*Set problem*
According to the post below about the eBay LS1 timing chain dampener, why can't an LS2 dampener be used on an LS1?

*Given text*
Picked up an eBay LS1 timing chain dampener (PICS)
#1
Picked up an eBay LS1 timing chain dampener (PICS)
So, for those of you that know what a timing chain dampener is, then you can skip the next paragraph. I picked up a timing chain dampener for an LS1/LS6 (not LS2 or LS3) on eBay, since somebody here in the USA decided to reproduce them. The OEM have long been out of stock, and their future availability is in question, so I had to snag one while I still could.
Why?
I was recently doing a forged rebuild on my shortblock, and came across some info about timing chains stretching and breaking in certain continuous RPM ranges (such as during road racing). During my research, I found that GMs solution in 1997 LS1's was to insert a nylon "brace" in between the timing chain and the cam/crank timing sprockets. In the event that the timing chain would want to flex and "wrap" around itself on the cam gear, it would tap/brush on this small piece of nylon and stop the chain from stretching. GM later introduced this technology for the LS2, and redesigned it for the LS3 (which people actually change back to the LS2 style dampener due to poor reliability on the LS3 design).
The problem? GM's bean counters decided at the time that it wasn't necessary, so they only had a limited number of these pieces made for the LS1. On the blocks, they kept the mounting bosses, and on some, the holes are already machined and threaded. All the places that have the OEM dampener listed have long been out of stock, listed for over $100. A guy I know actually contacted the places that had it listed, and was not able to locate one. So, why can't you use the LS2 dampener? The bolt-center for the LS2 mounting points are not the same as the LS1 factory bolt-center for the mounting points.
The solution? Some people have modified the bolt center on the LS2 dampeners using high-temperature oil-resistant epoxy and re-bushing them. I was able to find a person selling these on eBay for under $60 shipped (at the time). Expecting it to be pretty low-quality, I went ahead and ordered one anyways to see how bad it could actually be, despite the sellers claims of "high-temperature oil-resistant epoxy" and "secure metal bushings" to hold it in place. Here are some pictures and a description of what I got in the mail. I was pleasantly surprised with the high-quality piece that I saw:
Unboxing
Package contents, bolts held in place with a rubber band on opposite side. Note the torque spec & liability disclaimer sheet (nice touch). Pen for scale
A shot of the block side, with bolts and removed bushing insert. Pen for scale
Both inserts/bolts removed, block side
Inserts in place, block side
A close-up of the block side, bushing removed. You can see how cleanly the epoxy was set and then machined away, as well as how the bushing works
Bolts/bushings removed, timing cover side. Bolt heads provide even clamping force on the piece
The epoxy passed the basic hardness test done with fingernail, small screwdriver, and other abrasive tools I could find. The hardness was nearly identical to that of the timing chain dampener, with little to no marring of the epoxy. I then contacted the seller regarding the epoxy, and he said that it was the best (of the few) epoxy that met the criteria for temperature resistance, oil resistance, and durability, and is what was recommended to him by an expert in the automotive racing industry for that type of environment. All in all, I'm pretty happy with the piece, and it will definitely be going on the next motor I [re]build. Hope this helps any of you with making the decision to purchase or not.

*Record extracts*
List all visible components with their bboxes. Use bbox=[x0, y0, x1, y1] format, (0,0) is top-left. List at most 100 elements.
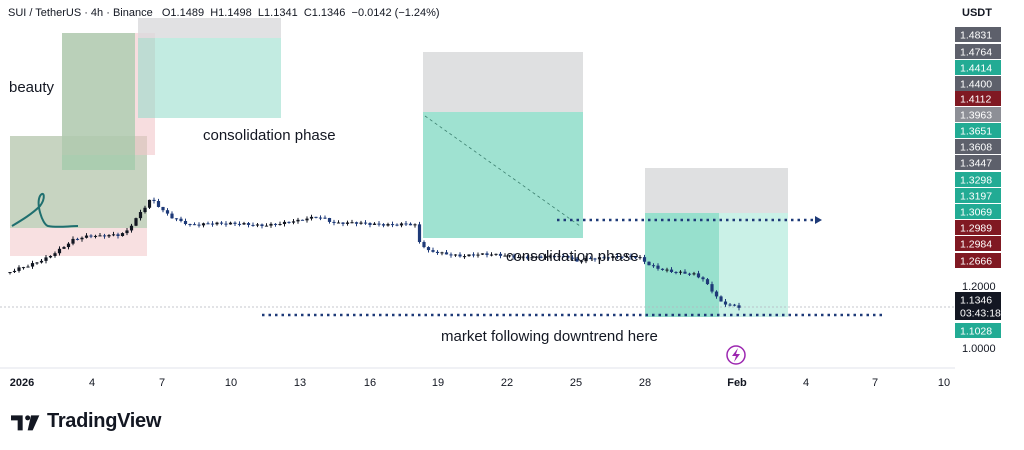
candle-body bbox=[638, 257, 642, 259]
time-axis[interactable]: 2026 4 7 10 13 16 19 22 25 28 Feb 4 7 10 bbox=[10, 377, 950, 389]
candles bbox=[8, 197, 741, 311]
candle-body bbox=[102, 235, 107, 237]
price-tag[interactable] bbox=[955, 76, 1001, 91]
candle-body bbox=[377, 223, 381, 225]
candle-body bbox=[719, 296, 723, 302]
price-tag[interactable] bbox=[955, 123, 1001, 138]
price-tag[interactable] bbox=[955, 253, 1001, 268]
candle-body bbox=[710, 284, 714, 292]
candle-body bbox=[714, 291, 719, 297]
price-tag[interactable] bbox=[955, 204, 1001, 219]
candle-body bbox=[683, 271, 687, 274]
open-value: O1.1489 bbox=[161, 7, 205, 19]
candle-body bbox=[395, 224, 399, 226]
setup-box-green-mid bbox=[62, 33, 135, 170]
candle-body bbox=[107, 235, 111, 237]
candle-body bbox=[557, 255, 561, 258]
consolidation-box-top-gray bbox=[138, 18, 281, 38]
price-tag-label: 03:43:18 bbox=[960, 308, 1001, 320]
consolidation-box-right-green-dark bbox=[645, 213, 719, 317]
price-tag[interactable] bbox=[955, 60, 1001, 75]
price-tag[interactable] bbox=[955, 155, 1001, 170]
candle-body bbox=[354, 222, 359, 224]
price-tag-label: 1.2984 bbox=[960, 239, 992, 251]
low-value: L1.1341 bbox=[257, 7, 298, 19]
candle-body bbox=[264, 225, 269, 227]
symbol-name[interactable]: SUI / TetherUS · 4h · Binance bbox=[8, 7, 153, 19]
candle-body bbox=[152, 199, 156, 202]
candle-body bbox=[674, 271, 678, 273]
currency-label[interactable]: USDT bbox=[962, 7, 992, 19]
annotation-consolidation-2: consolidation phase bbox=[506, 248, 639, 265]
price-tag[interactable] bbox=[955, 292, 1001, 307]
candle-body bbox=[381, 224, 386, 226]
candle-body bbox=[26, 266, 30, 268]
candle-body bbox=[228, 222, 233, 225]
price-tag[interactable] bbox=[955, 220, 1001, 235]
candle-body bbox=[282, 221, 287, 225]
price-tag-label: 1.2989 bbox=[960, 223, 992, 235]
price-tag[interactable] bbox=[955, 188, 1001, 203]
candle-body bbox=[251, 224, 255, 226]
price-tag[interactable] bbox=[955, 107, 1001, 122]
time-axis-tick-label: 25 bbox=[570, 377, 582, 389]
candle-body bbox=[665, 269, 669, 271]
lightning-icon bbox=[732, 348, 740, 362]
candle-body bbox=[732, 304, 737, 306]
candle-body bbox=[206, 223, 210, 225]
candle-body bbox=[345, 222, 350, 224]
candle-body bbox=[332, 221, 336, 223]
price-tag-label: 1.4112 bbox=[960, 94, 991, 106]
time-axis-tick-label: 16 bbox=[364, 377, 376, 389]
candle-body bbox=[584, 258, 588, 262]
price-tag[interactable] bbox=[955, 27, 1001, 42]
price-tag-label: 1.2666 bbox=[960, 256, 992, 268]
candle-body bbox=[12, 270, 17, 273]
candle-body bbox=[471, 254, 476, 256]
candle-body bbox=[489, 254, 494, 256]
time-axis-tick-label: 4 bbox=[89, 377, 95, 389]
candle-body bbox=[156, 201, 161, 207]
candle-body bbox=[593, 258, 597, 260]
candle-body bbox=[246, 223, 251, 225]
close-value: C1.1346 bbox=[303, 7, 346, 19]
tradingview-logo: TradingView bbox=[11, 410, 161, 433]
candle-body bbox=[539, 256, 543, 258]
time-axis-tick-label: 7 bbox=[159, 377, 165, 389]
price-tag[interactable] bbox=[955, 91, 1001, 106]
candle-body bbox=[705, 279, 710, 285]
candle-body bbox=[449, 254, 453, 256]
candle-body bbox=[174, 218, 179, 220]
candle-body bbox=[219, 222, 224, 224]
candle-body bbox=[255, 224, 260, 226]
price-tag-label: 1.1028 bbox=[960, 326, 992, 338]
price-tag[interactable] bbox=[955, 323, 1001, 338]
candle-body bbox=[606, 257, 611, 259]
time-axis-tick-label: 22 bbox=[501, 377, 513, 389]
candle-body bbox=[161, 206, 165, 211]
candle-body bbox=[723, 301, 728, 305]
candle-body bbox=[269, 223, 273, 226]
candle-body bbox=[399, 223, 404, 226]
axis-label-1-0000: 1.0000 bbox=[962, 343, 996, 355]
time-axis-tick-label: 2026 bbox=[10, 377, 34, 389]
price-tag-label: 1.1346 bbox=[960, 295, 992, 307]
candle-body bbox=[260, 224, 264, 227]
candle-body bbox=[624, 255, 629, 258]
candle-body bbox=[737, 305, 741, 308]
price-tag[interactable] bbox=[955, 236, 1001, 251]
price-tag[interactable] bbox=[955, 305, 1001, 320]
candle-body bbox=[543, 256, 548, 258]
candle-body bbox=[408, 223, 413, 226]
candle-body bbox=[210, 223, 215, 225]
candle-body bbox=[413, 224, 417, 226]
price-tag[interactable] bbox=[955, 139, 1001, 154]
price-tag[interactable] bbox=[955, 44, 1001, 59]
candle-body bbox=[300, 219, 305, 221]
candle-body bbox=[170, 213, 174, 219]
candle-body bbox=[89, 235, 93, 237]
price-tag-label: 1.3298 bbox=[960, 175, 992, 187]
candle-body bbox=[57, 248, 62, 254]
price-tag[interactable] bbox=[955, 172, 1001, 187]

*The reply*
The bolt-center of the LS2 mounting points is not the same as the LS1 factory bolt-center for the mounting points.